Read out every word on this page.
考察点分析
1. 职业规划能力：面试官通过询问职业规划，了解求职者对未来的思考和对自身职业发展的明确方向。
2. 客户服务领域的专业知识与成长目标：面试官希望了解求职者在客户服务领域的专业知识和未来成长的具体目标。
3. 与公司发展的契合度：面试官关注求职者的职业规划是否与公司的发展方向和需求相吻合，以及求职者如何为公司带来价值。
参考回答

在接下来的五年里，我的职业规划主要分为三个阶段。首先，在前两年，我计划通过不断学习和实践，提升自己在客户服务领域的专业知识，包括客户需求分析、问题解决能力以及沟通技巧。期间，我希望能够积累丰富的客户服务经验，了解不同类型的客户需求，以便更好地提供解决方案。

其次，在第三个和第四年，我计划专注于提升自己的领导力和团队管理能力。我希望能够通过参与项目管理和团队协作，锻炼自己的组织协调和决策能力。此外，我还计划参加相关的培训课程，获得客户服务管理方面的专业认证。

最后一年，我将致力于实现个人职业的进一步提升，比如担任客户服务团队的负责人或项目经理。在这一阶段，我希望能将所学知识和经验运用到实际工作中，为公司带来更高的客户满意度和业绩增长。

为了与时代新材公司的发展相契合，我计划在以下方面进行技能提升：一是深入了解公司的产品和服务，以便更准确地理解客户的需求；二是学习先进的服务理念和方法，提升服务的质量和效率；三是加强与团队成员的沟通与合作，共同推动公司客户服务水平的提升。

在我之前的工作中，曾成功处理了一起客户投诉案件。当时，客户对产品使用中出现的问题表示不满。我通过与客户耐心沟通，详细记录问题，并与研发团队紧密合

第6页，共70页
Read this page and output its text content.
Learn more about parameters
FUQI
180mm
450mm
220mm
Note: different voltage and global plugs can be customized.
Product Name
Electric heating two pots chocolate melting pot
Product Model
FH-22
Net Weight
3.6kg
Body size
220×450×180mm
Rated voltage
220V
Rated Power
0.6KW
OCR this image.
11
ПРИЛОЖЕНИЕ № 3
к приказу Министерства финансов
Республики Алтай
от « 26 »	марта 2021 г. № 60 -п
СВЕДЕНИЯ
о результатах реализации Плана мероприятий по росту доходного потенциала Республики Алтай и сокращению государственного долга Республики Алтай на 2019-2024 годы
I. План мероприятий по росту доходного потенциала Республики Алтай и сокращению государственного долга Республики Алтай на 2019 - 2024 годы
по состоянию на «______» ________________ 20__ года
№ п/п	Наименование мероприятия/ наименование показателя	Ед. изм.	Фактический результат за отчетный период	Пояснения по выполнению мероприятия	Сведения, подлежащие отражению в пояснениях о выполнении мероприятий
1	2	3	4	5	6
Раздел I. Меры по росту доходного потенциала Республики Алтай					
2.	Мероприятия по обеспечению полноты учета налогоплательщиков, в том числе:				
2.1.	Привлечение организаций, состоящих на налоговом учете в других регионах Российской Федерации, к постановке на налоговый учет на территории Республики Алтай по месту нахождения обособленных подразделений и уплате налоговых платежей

■ ■ ■ ■

▶ [WHAT IS EXPECTED]:
Repeat the data above exactly.

▶ [SOLUTION TO THE EXERCISE]:
Read out every word on this page.
考察点分析
1. 职业规划能力：面试官通过询问职业规划，了解求职者对未来的思考和对自身职业发展的明确方向。
2. 客户服务领域的专业知识与成长目标：面试官希望了解求职者在客户服务领域的专业知识和未来成长的具体目标。
3. 与公司发展的契合度：面试官关注求职者的职业规划是否与公司的发展方向和需求相吻合，以及求职者如何为公司带来价值。
参考回答

在接下来的五年里，我的职业规划主要分为三个阶段。首先，在前两年，我计划通过不断学习和实践，提升自己在客户服务领域的专业知识，包括客户需求分析、问题解决能力以及沟通技巧。期间，我希望能够积累丰富的客户服务经验，了解不同类型的客户需求，以便更好地提供解决方案。

其次，在第三个和第四年，我计划专注于提升自己的领导力和团队管理能力。我希望能够通过参与项目管理和团队协作，锻炼自己的组织协调和决策能力。此外，我还计划参加相关的培训课程，获得客户服务管理方面的专业认证。

最后一年，我将致力于实现个人职业的进一步提升，比如担任客户服务团队的负责人或项目经理。在这一阶段，我希望能将所学知识和经验运用到实际工作中，为公司带来更高的客户满意度和业绩增长。

为了与时代新材公司的发展相契合，我计划在以下方面进行技能提升：一是深入了解公司的产品和服务，以便更准确地理解客户的需求；二是学习先进的服务理念和方法，提升服务的质量和效率；三是加强与团队成员的沟通与合作，共同推动公司客户服务水平的提升。

在我之前的工作中，曾成功处理了一起客户投诉案件。当时，客户对产品使用中出现的问题表示不满。我通过与客户耐心沟通，详细记录问题，并与研发团队紧密合

第6页，共70页
Read this page and output its text content.
Learn more about parameters
FUQI
180mm
450mm
220mm
Note: different voltage and global plugs can be customized.
Product Name
Electric heating two pots chocolate melting pot
Product Model
FH-22
Net Weight
3.6kg
Body size
220×450×180mm
Rated voltage
220V
Rated Power
0.6KW
OCR this image.
11
ПРИЛОЖЕНИЕ № 3
к приказу Министерства финансов
Республики Алтай
от « 26 »	марта 2021 г. № 60 -п
СВЕДЕНИЯ
о результатах реализации Плана мероприятий по росту доходного потенциала Республики Алтай и сокращению государственного долга Республики Алтай на 2019-2024 годы
I. План мероприятий по росту доходного потенциала Республики Алтай и сокращению государственного долга Республики Алтай на 2019 - 2024 годы
по состоянию на «______» ________________ 20__ года
№ п/п	Наименование мероприятия/ наименование показателя	Ед. изм.	Фактический результат за отчетный период	Пояснения по выполнению мероприятия	Сведения, подлежащие отражению в пояснениях о выполнении мероприятий
1	2	3	4	5	6
Раздел I. Меры по росту доходного потенциала Республики Алтай					
2.	Мероприятия по обеспечению полноты учета налогоплательщиков, в том числе:				
2.1.	Привлечение организаций, состоящих на налоговом учете в других регионах Российской Федерации, к постановке на налоговый учет на территории Республики Алтай по месту нахождения обособленных подразделений и уплате налоговых платежей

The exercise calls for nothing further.